## [EXERCISE BRIEF]
Extract all lines that hold "thus" from the records below.

○ ○ ○ ○

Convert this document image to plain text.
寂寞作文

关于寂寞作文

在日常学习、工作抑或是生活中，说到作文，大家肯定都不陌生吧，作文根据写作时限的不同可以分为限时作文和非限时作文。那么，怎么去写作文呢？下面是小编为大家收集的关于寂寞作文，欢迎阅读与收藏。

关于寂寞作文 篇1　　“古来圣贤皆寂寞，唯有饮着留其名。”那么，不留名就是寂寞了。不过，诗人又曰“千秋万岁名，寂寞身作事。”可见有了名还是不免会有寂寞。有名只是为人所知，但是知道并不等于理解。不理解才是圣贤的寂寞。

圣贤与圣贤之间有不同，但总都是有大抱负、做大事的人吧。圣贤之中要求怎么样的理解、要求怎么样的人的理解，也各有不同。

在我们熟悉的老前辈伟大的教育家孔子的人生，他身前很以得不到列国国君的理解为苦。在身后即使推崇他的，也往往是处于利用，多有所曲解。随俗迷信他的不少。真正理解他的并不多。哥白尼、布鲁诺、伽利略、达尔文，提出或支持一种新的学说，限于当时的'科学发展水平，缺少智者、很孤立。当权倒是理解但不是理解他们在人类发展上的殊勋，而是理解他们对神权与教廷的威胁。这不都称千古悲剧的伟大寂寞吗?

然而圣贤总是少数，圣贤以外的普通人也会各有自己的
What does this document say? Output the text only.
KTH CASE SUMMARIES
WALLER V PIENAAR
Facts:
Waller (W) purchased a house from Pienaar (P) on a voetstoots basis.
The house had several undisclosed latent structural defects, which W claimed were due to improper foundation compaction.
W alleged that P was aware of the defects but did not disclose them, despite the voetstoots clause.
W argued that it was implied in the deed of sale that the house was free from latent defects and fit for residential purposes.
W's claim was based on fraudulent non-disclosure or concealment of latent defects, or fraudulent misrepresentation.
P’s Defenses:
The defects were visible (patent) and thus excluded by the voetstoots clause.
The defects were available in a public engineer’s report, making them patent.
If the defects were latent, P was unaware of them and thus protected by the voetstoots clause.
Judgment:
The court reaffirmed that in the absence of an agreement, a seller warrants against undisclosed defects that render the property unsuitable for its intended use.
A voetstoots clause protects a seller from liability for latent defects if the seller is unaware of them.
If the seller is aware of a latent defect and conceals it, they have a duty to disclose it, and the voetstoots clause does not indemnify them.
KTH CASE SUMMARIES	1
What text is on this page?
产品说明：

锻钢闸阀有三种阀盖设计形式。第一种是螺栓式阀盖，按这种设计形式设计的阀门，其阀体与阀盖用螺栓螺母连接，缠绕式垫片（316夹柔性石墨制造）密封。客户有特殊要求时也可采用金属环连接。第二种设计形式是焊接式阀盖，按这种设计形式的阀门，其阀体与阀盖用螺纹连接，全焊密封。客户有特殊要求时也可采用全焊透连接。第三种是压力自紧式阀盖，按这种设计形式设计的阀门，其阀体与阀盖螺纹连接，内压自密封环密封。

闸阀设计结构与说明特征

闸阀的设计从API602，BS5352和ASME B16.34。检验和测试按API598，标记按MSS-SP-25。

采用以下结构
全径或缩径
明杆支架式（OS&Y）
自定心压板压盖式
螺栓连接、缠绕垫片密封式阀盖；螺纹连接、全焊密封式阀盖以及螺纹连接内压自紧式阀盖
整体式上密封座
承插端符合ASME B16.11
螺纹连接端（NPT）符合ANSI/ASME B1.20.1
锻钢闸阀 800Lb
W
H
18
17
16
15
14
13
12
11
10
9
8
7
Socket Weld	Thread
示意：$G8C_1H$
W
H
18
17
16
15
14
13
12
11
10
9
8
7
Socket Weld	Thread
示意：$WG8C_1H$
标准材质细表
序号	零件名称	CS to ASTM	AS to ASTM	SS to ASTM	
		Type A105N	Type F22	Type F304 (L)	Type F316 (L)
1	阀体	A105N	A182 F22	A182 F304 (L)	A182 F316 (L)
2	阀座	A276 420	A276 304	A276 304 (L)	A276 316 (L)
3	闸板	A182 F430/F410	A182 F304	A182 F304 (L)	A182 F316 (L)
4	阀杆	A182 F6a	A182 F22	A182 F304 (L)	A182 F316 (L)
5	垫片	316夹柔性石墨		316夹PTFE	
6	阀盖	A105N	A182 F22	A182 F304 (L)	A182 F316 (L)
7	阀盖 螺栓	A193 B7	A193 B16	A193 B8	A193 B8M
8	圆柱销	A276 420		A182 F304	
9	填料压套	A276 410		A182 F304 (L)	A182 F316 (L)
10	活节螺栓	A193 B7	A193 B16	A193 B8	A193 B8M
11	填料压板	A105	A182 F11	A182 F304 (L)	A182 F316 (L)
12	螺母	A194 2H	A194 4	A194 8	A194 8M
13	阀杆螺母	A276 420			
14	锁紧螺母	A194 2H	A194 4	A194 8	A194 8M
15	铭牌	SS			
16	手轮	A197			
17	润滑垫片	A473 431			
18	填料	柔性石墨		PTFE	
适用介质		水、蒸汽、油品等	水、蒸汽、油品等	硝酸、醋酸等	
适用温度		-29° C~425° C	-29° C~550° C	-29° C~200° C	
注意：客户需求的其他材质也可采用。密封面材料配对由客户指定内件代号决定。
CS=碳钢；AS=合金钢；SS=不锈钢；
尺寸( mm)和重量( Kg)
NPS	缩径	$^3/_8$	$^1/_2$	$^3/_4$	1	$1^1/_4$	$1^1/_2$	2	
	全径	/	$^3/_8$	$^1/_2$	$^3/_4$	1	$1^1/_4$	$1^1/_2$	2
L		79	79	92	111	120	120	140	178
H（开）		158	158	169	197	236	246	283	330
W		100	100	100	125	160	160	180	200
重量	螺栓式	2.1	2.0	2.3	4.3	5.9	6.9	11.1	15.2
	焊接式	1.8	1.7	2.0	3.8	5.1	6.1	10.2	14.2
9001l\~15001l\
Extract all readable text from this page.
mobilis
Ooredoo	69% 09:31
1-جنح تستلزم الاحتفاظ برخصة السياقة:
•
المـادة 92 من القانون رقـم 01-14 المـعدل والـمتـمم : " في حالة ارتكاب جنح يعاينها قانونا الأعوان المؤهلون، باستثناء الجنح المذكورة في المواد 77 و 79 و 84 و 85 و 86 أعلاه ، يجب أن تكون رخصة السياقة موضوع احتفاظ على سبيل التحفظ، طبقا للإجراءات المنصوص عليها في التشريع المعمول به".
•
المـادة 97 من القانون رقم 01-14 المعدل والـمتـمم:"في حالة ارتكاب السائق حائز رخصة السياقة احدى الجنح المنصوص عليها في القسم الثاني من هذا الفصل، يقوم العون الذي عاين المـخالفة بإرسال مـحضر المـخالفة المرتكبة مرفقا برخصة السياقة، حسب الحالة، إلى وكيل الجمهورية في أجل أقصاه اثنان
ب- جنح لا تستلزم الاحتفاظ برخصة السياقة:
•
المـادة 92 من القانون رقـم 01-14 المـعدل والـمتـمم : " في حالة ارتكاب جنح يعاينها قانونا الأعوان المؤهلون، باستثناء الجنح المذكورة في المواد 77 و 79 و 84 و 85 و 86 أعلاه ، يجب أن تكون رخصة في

○ ○ ○ ○

## [OUTPUT OF THE TASK]
The defects were visible (patent) and thus excluded by the voetstoots clause.
If the defects were latent, P was unaware of them and thus protected by the voetstoots clause.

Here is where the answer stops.